**RECORD EXCERPTS**
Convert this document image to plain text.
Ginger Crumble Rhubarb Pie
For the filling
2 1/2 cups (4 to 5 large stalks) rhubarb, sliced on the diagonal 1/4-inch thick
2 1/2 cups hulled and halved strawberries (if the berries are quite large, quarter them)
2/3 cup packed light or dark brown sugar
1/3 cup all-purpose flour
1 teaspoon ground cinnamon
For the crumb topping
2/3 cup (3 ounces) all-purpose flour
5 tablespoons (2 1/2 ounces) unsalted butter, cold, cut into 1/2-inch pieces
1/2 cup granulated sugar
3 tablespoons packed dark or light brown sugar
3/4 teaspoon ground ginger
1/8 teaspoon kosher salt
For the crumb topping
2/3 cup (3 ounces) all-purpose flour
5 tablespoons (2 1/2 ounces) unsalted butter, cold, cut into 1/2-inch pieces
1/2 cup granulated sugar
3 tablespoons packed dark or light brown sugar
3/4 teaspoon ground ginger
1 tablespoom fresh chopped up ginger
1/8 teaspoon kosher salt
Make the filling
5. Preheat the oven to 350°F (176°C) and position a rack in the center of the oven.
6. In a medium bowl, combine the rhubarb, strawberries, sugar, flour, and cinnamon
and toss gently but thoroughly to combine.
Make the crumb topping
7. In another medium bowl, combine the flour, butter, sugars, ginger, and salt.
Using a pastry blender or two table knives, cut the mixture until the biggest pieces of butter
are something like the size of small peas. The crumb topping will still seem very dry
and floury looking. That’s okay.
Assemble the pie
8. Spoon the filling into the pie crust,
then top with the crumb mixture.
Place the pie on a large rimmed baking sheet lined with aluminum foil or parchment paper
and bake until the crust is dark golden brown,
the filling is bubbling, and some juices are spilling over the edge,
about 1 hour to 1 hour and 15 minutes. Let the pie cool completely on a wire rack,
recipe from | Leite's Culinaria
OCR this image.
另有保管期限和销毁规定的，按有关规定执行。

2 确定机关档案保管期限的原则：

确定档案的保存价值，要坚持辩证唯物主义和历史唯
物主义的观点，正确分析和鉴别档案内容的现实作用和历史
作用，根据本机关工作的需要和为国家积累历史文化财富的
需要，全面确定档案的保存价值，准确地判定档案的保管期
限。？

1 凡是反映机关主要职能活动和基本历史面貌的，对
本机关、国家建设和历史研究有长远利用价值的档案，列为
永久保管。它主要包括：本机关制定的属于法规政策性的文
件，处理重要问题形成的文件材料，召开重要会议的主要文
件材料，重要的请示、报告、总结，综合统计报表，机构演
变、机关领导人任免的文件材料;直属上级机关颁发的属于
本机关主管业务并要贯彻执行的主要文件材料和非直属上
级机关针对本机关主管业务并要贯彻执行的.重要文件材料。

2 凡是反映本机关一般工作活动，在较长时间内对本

**TASK**
Quote the whole listing above, leaving nothing out.

**EXERCISE OUTPUT**
Convert this document image to plain text.
Ginger Crumble Rhubarb Pie
For the filling
2 1/2 cups (4 to 5 large stalks) rhubarb, sliced on the diagonal 1/4-inch thick
2 1/2 cups hulled and halved strawberries (if the berries are quite large, quarter them)
2/3 cup packed light or dark brown sugar
1/3 cup all-purpose flour
1 teaspoon ground cinnamon
For the crumb topping
2/3 cup (3 ounces) all-purpose flour
5 tablespoons (2 1/2 ounces) unsalted butter, cold, cut into 1/2-inch pieces
1/2 cup granulated sugar
3 tablespoons packed dark or light brown sugar
3/4 teaspoon ground ginger
1/8 teaspoon kosher salt
For the crumb topping
2/3 cup (3 ounces) all-purpose flour
5 tablespoons (2 1/2 ounces) unsalted butter, cold, cut into 1/2-inch pieces
1/2 cup granulated sugar
3 tablespoons packed dark or light brown sugar
3/4 teaspoon ground ginger
1 tablespoom fresh chopped up ginger
1/8 teaspoon kosher salt
Make the filling
5. Preheat the oven to 350°F (176°C) and position a rack in the center of the oven.
6. In a medium bowl, combine the rhubarb, strawberries, sugar, flour, and cinnamon
and toss gently but thoroughly to combine.
Make the crumb topping
7. In another medium bowl, combine the flour, butter, sugars, ginger, and salt.
Using a pastry blender or two table knives, cut the mixture until the biggest pieces of butter
are something like the size of small peas. The crumb topping will still seem very dry
and floury looking. That’s okay.
Assemble the pie
8. Spoon the filling into the pie crust,
then top with the crumb mixture.
Place the pie on a large rimmed baking sheet lined with aluminum foil or parchment paper
and bake until the crust is dark golden brown,
the filling is bubbling, and some juices are spilling over the edge,
about 1 hour to 1 hour and 15 minutes. Let the pie cool completely on a wire rack,
recipe from | Leite's Culinaria
OCR this image.
另有保管期限和销毁规定的，按有关规定执行。

2 确定机关档案保管期限的原则：

确定档案的保存价值，要坚持辩证唯物主义和历史唯
物主义的观点，正确分析和鉴别档案内容的现实作用和历史
作用，根据本机关工作的需要和为国家积累历史文化财富的
需要，全面确定档案的保存价值，准确地判定档案的保管期
限。？

1 凡是反映机关主要职能活动和基本历史面貌的，对
本机关、国家建设和历史研究有长远利用价值的档案，列为
永久保管。它主要包括：本机关制定的属于法规政策性的文
件，处理重要问题形成的文件材料，召开重要会议的主要文
件材料，重要的请示、报告、总结，综合统计报表，机构演
变、机关领导人任免的文件材料;直属上级机关颁发的属于
本机关主管业务并要贯彻执行的主要文件材料和非直属上
级机关针对本机关主管业务并要贯彻执行的.重要文件材料。

2 凡是反映本机关一般工作活动，在较长时间内对本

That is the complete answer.